Extract the complete listing and output it unchanged.

Listed entries:

-- -- --

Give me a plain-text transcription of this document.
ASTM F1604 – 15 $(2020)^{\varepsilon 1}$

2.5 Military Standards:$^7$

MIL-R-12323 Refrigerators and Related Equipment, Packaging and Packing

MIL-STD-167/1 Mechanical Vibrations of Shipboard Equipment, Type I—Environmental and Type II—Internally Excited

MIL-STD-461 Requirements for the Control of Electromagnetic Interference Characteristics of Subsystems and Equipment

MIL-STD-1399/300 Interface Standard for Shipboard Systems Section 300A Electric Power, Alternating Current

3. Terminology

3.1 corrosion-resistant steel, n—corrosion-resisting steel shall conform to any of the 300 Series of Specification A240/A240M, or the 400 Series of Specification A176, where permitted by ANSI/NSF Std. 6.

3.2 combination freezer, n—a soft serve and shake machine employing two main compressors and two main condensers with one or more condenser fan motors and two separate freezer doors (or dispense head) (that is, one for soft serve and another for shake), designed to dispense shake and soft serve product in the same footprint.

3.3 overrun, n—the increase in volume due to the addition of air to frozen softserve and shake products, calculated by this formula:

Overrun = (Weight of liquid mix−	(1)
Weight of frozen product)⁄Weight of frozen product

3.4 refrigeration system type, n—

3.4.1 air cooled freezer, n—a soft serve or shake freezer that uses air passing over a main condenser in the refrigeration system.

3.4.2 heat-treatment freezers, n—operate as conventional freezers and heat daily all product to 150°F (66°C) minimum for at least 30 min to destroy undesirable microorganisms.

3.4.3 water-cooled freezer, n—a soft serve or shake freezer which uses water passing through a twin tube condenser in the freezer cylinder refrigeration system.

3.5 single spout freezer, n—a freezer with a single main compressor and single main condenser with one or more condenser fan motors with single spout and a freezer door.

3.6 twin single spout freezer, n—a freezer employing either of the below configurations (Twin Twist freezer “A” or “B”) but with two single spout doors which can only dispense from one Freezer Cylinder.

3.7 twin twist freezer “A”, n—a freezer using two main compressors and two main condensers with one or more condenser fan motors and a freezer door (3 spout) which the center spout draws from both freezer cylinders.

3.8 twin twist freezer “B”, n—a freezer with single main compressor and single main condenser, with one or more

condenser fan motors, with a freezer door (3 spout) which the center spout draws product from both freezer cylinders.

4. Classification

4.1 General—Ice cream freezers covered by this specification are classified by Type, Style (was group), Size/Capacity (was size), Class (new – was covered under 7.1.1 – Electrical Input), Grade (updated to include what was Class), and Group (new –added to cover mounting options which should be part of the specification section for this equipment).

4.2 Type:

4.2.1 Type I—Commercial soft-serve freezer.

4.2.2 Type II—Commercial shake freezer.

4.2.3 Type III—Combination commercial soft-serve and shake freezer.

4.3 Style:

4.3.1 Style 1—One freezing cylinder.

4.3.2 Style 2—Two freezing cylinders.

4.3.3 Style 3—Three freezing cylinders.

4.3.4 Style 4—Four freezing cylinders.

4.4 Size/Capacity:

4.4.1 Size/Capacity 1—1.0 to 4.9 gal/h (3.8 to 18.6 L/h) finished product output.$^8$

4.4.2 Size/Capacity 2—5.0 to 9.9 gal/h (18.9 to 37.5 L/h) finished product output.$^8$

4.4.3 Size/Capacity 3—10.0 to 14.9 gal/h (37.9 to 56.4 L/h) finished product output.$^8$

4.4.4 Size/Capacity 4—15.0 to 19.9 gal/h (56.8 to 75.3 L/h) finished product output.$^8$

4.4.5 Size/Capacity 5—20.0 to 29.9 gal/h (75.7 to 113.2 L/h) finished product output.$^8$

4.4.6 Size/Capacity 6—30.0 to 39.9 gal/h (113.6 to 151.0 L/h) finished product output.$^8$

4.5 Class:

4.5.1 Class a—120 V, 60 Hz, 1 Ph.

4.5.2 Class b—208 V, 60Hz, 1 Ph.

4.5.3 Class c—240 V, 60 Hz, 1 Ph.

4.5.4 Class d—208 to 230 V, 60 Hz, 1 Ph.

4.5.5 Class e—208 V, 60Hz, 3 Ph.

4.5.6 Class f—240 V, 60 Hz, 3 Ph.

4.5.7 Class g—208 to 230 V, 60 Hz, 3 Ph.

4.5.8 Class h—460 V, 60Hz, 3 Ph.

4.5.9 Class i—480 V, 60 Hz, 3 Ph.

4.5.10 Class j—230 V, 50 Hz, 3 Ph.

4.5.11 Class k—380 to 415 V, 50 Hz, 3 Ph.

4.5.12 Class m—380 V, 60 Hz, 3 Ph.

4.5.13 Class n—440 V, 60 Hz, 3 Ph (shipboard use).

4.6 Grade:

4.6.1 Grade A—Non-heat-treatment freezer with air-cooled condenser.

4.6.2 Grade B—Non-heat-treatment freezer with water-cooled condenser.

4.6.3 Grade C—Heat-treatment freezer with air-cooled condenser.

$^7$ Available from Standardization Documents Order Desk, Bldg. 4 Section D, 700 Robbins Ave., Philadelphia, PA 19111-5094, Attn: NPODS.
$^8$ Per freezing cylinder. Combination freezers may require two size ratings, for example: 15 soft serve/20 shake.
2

-- -- --

Final result:
Give me a plain-text transcription of this document.
ASTM F1604 – 15 $(2020)^{\varepsilon 1}$

2.5 Military Standards:$^7$

MIL-R-12323 Refrigerators and Related Equipment, Packaging and Packing

MIL-STD-167/1 Mechanical Vibrations of Shipboard Equipment, Type I—Environmental and Type II—Internally Excited

MIL-STD-461 Requirements for the Control of Electromagnetic Interference Characteristics of Subsystems and Equipment

MIL-STD-1399/300 Interface Standard for Shipboard Systems Section 300A Electric Power, Alternating Current

3. Terminology

3.1 corrosion-resistant steel, n—corrosion-resisting steel shall conform to any of the 300 Series of Specification A240/A240M, or the 400 Series of Specification A176, where permitted by ANSI/NSF Std. 6.

3.2 combination freezer, n—a soft serve and shake machine employing two main compressors and two main condensers with one or more condenser fan motors and two separate freezer doors (or dispense head) (that is, one for soft serve and another for shake), designed to dispense shake and soft serve product in the same footprint.

3.3 overrun, n—the increase in volume due to the addition of air to frozen softserve and shake products, calculated by this formula:

Overrun = (Weight of liquid mix−	(1)
Weight of frozen product)⁄Weight of frozen product

3.4 refrigeration system type, n—

3.4.1 air cooled freezer, n—a soft serve or shake freezer that uses air passing over a main condenser in the refrigeration system.

3.4.2 heat-treatment freezers, n—operate as conventional freezers and heat daily all product to 150°F (66°C) minimum for at least 30 min to destroy undesirable microorganisms.

3.4.3 water-cooled freezer, n—a soft serve or shake freezer which uses water passing through a twin tube condenser in the freezer cylinder refrigeration system.

3.5 single spout freezer, n—a freezer with a single main compressor and single main condenser with one or more condenser fan motors with single spout and a freezer door.

3.6 twin single spout freezer, n—a freezer employing either of the below configurations (Twin Twist freezer “A” or “B”) but with two single spout doors which can only dispense from one Freezer Cylinder.

3.7 twin twist freezer “A”, n—a freezer using two main compressors and two main condensers with one or more condenser fan motors and a freezer door (3 spout) which the center spout draws from both freezer cylinders.

3.8 twin twist freezer “B”, n—a freezer with single main compressor and single main condenser, with one or more

condenser fan motors, with a freezer door (3 spout) which the center spout draws product from both freezer cylinders.

4. Classification

4.1 General—Ice cream freezers covered by this specification are classified by Type, Style (was group), Size/Capacity (was size), Class (new – was covered under 7.1.1 – Electrical Input), Grade (updated to include what was Class), and Group (new –added to cover mounting options which should be part of the specification section for this equipment).

4.2 Type:

4.2.1 Type I—Commercial soft-serve freezer.

4.2.2 Type II—Commercial shake freezer.

4.2.3 Type III—Combination commercial soft-serve and shake freezer.

4.3 Style:

4.3.1 Style 1—One freezing cylinder.

4.3.2 Style 2—Two freezing cylinders.

4.3.3 Style 3—Three freezing cylinders.

4.3.4 Style 4—Four freezing cylinders.

4.4 Size/Capacity:

4.4.1 Size/Capacity 1—1.0 to 4.9 gal/h (3.8 to 18.6 L/h) finished product output.$^8$

4.4.2 Size/Capacity 2—5.0 to 9.9 gal/h (18.9 to 37.5 L/h) finished product output.$^8$

4.4.3 Size/Capacity 3—10.0 to 14.9 gal/h (37.9 to 56.4 L/h) finished product output.$^8$

4.4.4 Size/Capacity 4—15.0 to 19.9 gal/h (56.8 to 75.3 L/h) finished product output.$^8$

4.4.5 Size/Capacity 5—20.0 to 29.9 gal/h (75.7 to 113.2 L/h) finished product output.$^8$

4.4.6 Size/Capacity 6—30.0 to 39.9 gal/h (113.6 to 151.0 L/h) finished product output.$^8$

4.5 Class:

4.5.1 Class a—120 V, 60 Hz, 1 Ph.

4.5.2 Class b—208 V, 60Hz, 1 Ph.

4.5.3 Class c—240 V, 60 Hz, 1 Ph.

4.5.4 Class d—208 to 230 V, 60 Hz, 1 Ph.

4.5.5 Class e—208 V, 60Hz, 3 Ph.

4.5.6 Class f—240 V, 60 Hz, 3 Ph.

4.5.7 Class g—208 to 230 V, 60 Hz, 3 Ph.

4.5.8 Class h—460 V, 60Hz, 3 Ph.

4.5.9 Class i—480 V, 60 Hz, 3 Ph.

4.5.10 Class j—230 V, 50 Hz, 3 Ph.

4.5.11 Class k—380 to 415 V, 50 Hz, 3 Ph.

4.5.12 Class m—380 V, 60 Hz, 3 Ph.

4.5.13 Class n—440 V, 60 Hz, 3 Ph (shipboard use).

4.6 Grade:

4.6.1 Grade A—Non-heat-treatment freezer with air-cooled condenser.

4.6.2 Grade B—Non-heat-treatment freezer with water-cooled condenser.

4.6.3 Grade C—Heat-treatment freezer with air-cooled condenser.

$^7$ Available from Standardization Documents Order Desk, Bldg. 4 Section D, 700 Robbins Ave., Philadelphia, PA 19111-5094, Attn: NPODS.
$^8$ Per freezing cylinder. Combination freezers may require two size ratings, for example: 15 soft serve/20 shake.
2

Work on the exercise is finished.